* [Set exercise] Extract each line where the string "screws" shows up.
[Start]
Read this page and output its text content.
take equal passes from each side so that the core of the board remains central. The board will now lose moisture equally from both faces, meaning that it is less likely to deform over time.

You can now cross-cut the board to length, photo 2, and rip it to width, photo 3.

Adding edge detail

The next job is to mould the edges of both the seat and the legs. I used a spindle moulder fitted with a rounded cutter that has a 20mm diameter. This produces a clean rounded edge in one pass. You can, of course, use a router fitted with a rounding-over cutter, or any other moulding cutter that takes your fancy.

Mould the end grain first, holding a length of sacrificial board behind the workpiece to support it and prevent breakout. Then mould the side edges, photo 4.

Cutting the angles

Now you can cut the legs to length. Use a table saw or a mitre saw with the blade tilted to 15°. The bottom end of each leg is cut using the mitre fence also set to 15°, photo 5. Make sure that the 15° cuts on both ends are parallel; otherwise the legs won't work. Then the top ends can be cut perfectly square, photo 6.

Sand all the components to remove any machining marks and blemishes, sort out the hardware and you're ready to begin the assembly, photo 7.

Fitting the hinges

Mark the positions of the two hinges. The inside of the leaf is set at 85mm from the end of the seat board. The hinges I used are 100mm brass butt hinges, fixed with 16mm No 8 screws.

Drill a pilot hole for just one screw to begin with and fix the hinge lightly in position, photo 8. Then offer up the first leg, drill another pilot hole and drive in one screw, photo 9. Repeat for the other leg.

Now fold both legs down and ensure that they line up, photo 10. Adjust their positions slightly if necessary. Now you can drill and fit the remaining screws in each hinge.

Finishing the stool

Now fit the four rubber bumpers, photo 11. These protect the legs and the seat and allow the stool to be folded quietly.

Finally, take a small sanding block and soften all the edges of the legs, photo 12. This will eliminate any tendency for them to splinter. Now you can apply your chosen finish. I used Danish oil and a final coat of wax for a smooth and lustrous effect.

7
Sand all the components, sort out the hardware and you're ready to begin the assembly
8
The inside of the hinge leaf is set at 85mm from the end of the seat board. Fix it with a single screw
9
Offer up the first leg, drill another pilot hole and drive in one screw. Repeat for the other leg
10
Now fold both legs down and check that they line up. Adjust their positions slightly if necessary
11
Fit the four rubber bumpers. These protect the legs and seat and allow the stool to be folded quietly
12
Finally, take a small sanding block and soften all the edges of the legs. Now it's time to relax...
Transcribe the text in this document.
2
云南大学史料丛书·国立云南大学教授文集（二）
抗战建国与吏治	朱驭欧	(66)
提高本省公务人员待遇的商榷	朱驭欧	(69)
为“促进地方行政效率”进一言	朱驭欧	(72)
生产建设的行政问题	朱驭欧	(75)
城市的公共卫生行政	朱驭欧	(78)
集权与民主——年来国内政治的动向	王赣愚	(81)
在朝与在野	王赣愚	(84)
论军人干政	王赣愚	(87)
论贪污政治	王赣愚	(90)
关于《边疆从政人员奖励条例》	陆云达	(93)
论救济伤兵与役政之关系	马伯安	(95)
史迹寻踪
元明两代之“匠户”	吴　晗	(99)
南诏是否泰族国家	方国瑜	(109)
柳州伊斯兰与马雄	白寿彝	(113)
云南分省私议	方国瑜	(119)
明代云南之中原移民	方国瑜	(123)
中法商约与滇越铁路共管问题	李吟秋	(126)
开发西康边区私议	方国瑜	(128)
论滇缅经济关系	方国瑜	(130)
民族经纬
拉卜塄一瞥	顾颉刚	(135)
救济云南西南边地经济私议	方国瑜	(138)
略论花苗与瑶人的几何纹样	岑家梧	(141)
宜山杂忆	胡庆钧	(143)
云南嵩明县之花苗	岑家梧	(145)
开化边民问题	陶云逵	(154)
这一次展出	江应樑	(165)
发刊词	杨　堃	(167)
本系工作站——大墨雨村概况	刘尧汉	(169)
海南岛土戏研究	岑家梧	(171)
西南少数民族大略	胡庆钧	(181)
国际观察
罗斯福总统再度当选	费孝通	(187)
[End]
* [Result of this task]
Mark the positions of the two hinges. The inside of the leaf is set at 85mm from the end of the seat board. The hinges I used are 100mm brass butt hinges, fixed with 16mm No 8 screws.
Now fold both legs down and ensure that they line up, photo 10. Adjust their positions slightly if necessary. Now you can drill and fit the remaining screws in each hinge.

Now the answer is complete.